Data excerpts
--------------------------------------------------

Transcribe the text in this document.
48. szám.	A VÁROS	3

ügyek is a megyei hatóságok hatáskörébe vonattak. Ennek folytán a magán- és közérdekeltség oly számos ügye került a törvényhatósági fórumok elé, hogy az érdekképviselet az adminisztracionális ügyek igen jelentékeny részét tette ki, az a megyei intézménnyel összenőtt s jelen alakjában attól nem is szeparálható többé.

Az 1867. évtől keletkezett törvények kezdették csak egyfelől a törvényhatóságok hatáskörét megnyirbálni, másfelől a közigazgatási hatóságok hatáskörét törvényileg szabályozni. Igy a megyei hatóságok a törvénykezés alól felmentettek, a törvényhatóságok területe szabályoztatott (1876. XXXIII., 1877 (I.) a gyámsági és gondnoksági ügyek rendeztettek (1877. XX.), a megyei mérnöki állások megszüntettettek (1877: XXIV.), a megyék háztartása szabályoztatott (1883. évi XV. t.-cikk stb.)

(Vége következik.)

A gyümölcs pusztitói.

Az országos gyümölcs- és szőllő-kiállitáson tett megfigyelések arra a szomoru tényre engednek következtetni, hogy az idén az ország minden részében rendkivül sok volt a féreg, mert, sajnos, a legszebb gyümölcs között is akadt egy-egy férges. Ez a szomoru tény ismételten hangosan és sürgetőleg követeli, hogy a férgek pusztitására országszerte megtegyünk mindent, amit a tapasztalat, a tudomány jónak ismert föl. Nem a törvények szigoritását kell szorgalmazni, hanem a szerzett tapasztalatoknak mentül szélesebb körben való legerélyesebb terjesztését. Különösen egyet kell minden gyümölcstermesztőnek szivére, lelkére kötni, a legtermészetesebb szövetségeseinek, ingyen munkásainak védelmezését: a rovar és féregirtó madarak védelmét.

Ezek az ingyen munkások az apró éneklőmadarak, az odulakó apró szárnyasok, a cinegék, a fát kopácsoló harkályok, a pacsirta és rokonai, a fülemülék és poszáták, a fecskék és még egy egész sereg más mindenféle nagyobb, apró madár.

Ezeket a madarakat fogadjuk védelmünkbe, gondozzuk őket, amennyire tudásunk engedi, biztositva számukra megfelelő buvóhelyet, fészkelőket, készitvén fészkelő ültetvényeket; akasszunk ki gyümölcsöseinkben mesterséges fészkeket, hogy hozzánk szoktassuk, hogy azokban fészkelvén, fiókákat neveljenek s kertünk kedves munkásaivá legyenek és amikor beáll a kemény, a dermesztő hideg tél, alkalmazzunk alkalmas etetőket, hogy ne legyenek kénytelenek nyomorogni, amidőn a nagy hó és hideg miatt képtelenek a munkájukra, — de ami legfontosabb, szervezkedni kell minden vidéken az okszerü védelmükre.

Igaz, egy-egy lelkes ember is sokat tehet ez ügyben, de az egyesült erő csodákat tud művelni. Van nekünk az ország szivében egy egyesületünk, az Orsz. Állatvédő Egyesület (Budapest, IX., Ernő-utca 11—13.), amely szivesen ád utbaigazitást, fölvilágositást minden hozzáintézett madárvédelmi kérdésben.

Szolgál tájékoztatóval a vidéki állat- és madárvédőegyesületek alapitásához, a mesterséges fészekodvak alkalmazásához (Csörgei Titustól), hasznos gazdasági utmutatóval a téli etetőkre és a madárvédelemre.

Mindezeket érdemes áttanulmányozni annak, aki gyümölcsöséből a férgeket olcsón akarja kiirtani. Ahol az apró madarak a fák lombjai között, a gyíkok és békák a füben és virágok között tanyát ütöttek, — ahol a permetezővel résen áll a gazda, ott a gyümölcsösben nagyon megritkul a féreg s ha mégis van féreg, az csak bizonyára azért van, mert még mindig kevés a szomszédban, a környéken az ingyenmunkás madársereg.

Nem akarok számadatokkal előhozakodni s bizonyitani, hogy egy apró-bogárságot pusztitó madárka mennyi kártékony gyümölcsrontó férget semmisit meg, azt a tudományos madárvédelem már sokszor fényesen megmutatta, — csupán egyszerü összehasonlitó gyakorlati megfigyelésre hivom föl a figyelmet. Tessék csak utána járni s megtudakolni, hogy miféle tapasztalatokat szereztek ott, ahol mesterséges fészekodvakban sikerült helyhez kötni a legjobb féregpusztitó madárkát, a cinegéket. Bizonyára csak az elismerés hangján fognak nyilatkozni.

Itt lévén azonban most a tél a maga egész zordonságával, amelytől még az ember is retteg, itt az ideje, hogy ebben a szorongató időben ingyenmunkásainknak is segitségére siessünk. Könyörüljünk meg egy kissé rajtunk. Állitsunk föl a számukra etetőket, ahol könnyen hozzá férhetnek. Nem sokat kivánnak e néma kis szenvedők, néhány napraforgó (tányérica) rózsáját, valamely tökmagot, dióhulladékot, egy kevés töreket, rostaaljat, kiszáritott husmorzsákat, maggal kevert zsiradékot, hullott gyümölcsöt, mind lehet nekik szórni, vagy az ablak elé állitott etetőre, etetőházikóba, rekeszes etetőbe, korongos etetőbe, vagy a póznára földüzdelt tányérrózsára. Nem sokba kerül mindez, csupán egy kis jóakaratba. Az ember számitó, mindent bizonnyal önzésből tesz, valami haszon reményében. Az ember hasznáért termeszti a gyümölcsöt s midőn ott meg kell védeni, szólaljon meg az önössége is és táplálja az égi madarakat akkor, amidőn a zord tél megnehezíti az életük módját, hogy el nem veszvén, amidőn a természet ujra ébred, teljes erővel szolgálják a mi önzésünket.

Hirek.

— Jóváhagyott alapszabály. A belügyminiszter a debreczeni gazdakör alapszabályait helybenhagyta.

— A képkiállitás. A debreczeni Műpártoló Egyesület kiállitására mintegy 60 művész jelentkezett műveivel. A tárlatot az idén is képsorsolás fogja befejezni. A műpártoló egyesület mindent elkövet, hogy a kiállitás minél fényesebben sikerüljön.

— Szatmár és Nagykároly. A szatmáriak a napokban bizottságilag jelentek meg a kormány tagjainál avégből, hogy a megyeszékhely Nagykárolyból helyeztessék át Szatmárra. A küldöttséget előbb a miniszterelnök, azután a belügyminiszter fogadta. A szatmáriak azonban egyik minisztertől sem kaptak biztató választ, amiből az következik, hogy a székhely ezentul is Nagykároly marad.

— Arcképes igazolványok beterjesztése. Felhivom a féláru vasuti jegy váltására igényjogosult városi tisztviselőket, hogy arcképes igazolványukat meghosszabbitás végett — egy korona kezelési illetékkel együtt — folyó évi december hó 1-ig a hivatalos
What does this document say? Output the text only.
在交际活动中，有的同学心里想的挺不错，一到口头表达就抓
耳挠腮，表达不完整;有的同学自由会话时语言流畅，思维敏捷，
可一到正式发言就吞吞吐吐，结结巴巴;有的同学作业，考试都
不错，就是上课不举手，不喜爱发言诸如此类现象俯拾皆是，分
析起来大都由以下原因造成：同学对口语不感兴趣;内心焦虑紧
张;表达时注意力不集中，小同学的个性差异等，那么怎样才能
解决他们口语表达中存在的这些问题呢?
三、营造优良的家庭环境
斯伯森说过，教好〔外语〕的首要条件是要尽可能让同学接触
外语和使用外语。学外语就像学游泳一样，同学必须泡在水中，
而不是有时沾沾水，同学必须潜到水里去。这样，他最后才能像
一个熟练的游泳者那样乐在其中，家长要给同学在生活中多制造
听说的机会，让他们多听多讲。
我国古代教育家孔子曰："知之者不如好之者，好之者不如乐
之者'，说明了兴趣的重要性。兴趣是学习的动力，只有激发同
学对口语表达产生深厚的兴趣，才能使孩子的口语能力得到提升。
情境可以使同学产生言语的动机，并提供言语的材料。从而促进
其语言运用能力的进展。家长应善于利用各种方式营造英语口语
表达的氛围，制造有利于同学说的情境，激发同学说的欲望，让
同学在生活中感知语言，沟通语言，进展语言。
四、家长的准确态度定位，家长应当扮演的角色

--------------------------------------------------

= Description of the task =
Pull out every line from the one with "What does this" to the end of the listing, and output only those.

= Finished task =
What does this document say? Output the text only.
在交际活动中，有的同学心里想的挺不错，一到口头表达就抓
耳挠腮，表达不完整;有的同学自由会话时语言流畅，思维敏捷，
可一到正式发言就吞吞吐吐，结结巴巴;有的同学作业，考试都
不错，就是上课不举手，不喜爱发言诸如此类现象俯拾皆是，分
析起来大都由以下原因造成：同学对口语不感兴趣;内心焦虑紧
张;表达时注意力不集中，小同学的个性差异等，那么怎样才能
解决他们口语表达中存在的这些问题呢?
三、营造优良的家庭环境
斯伯森说过，教好〔外语〕的首要条件是要尽可能让同学接触
外语和使用外语。学外语就像学游泳一样，同学必须泡在水中，
而不是有时沾沾水，同学必须潜到水里去。这样，他最后才能像
一个熟练的游泳者那样乐在其中，家长要给同学在生活中多制造
听说的机会，让他们多听多讲。
我国古代教育家孔子曰："知之者不如好之者，好之者不如乐
之者'，说明了兴趣的重要性。兴趣是学习的动力，只有激发同
学对口语表达产生深厚的兴趣，才能使孩子的口语能力得到提升。
情境可以使同学产生言语的动机，并提供言语的材料。从而促进
其语言运用能力的进展。家长应善于利用各种方式营造英语口语
表达的氛围，制造有利于同学说的情境，激发同学说的欲望，让
同学在生活中感知语言，沟通语言，进展语言。
四、家长的准确态度定位，家长应当扮演的角色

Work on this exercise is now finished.